(Recorded data)
==*==

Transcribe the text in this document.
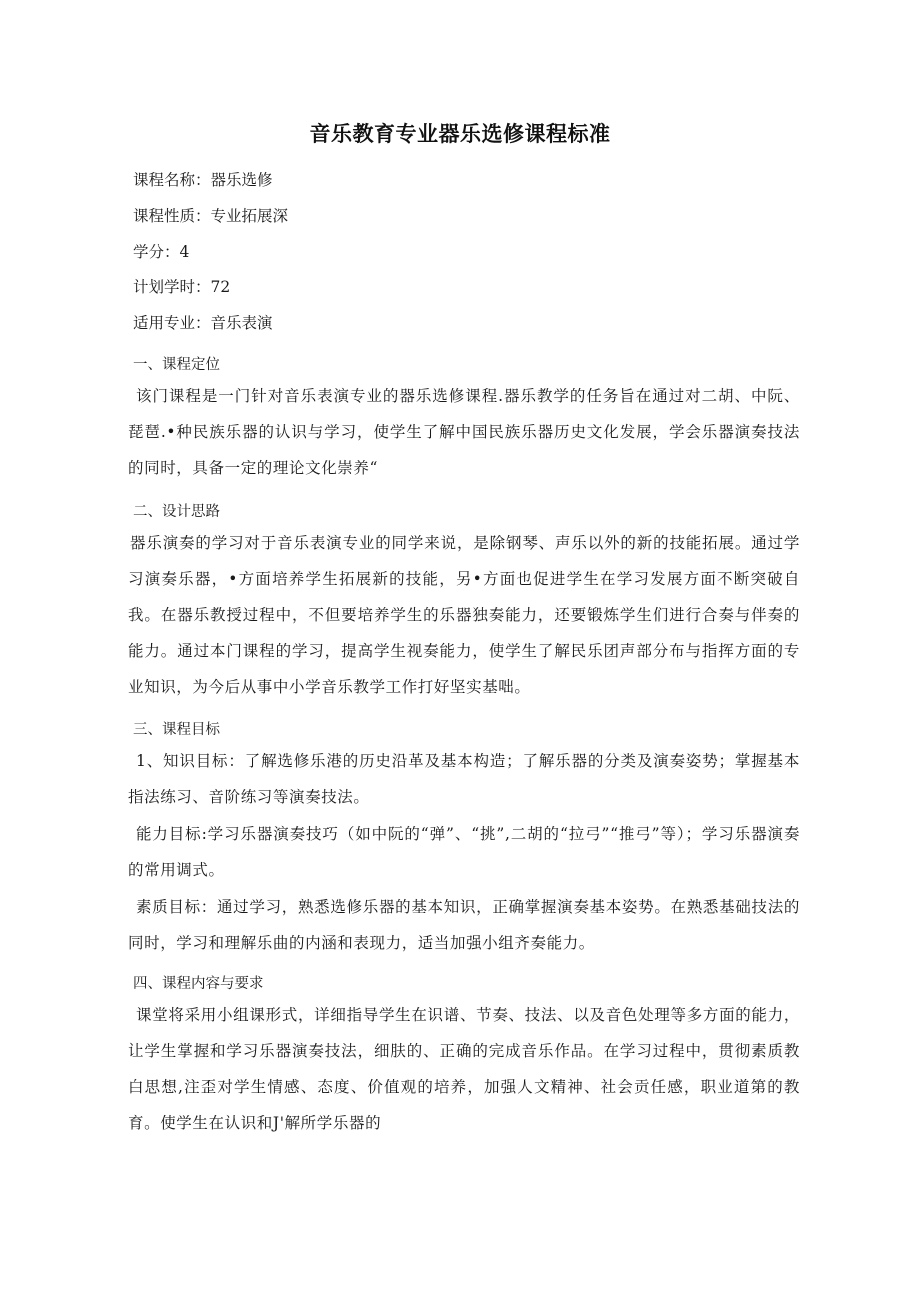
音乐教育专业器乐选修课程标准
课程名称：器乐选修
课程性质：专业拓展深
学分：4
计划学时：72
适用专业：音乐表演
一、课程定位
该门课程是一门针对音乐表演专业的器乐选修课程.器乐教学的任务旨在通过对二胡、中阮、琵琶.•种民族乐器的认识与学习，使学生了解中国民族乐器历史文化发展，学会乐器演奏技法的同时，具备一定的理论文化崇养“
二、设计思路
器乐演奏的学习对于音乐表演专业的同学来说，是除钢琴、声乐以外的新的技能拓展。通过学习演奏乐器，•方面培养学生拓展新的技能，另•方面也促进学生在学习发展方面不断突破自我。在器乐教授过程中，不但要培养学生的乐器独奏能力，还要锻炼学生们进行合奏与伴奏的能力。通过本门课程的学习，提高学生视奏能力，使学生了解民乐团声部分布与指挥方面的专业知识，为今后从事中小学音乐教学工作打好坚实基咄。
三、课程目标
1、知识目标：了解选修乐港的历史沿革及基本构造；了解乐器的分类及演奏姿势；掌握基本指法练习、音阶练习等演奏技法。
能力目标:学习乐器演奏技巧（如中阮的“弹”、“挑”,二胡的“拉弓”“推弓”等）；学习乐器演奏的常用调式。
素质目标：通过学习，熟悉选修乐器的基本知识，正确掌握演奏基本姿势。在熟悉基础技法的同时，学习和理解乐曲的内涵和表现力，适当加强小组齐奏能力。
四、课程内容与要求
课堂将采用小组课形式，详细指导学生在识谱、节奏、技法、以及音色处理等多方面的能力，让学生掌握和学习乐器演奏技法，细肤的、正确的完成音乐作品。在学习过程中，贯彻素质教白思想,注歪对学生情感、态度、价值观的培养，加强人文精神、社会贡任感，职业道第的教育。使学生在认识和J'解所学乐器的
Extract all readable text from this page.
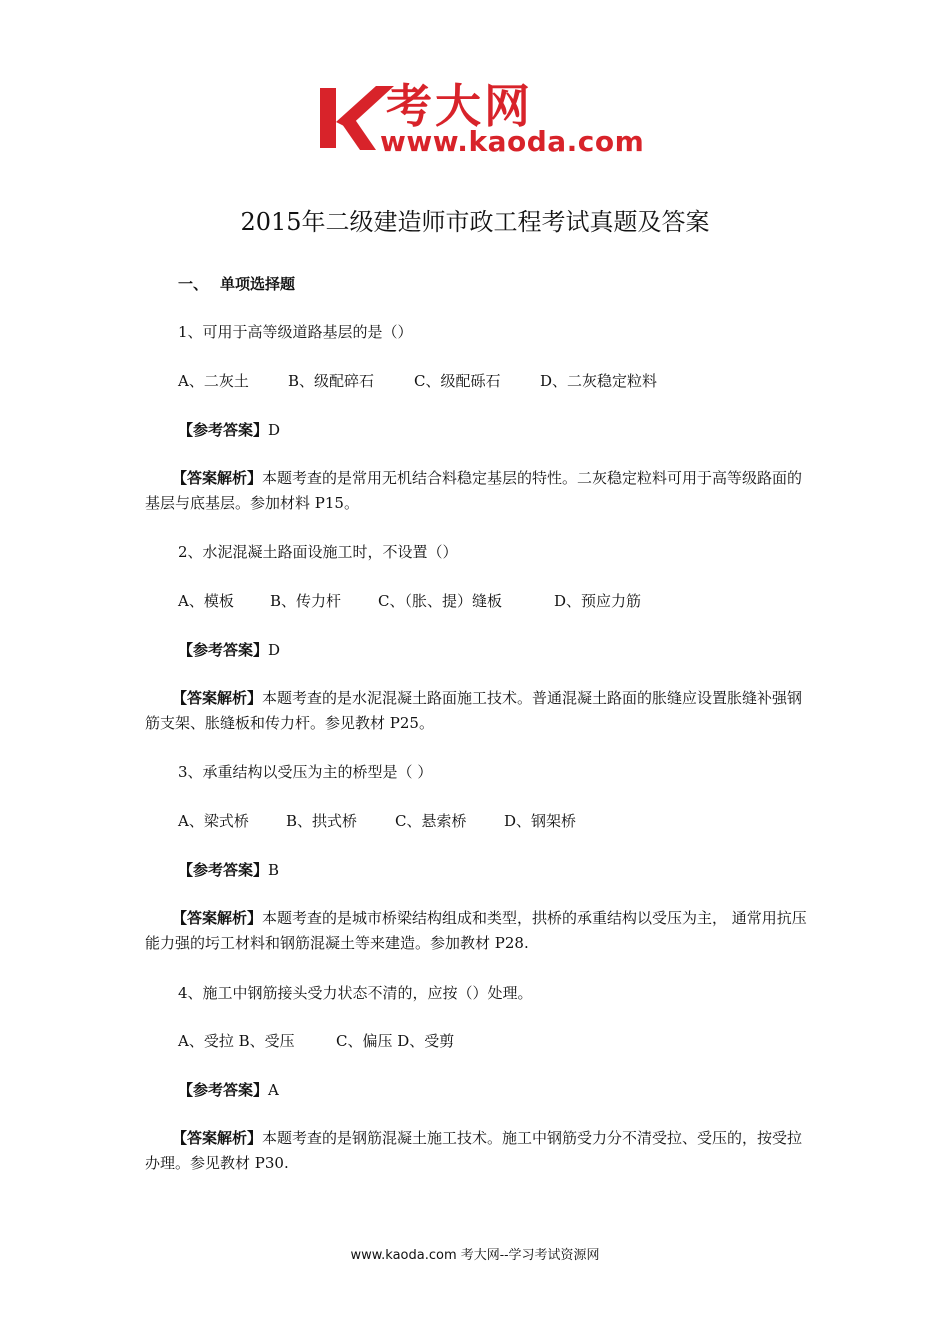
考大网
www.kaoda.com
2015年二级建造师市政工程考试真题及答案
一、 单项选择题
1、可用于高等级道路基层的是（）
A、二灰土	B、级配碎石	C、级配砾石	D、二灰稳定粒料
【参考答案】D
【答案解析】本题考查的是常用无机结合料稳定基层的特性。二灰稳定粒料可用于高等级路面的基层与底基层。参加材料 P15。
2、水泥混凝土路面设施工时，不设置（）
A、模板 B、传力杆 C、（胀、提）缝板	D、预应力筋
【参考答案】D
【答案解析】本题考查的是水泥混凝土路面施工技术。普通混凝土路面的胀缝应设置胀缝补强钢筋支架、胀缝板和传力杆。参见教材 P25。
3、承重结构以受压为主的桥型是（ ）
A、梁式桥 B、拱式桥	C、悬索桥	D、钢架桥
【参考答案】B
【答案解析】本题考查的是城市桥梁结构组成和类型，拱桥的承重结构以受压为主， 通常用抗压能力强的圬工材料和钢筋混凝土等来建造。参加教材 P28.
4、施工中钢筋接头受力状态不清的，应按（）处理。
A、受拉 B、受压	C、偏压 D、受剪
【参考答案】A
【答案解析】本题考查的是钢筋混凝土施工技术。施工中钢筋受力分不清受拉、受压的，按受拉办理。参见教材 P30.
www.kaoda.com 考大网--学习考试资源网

==*==

YOUR INSTRUCTIONS: Begin at the line containing "Extract all readable text from this page." and extract every line through the end of the records, inclusive, exactly and only; omit pictures.

EXPECTED OUTPUT:
Extract all readable text from this page.
考大网
www.kaoda.com
2015年二级建造师市政工程考试真题及答案
一、 单项选择题
1、可用于高等级道路基层的是（）
A、二灰土	B、级配碎石	C、级配砾石	D、二灰稳定粒料
【参考答案】D
【答案解析】本题考查的是常用无机结合料稳定基层的特性。二灰稳定粒料可用于高等级路面的基层与底基层。参加材料 P15。
2、水泥混凝土路面设施工时，不设置（）
A、模板 B、传力杆 C、（胀、提）缝板	D、预应力筋
【参考答案】D
【答案解析】本题考查的是水泥混凝土路面施工技术。普通混凝土路面的胀缝应设置胀缝补强钢筋支架、胀缝板和传力杆。参见教材 P25。
3、承重结构以受压为主的桥型是（ ）
A、梁式桥 B、拱式桥	C、悬索桥	D、钢架桥
【参考答案】B
【答案解析】本题考查的是城市桥梁结构组成和类型，拱桥的承重结构以受压为主， 通常用抗压能力强的圬工材料和钢筋混凝土等来建造。参加教材 P28.
4、施工中钢筋接头受力状态不清的，应按（）处理。
A、受拉 B、受压	C、偏压 D、受剪
【参考答案】A
【答案解析】本题考查的是钢筋混凝土施工技术。施工中钢筋受力分不清受拉、受压的，按受拉办理。参见教材 P30.
www.kaoda.com 考大网--学习考试资源网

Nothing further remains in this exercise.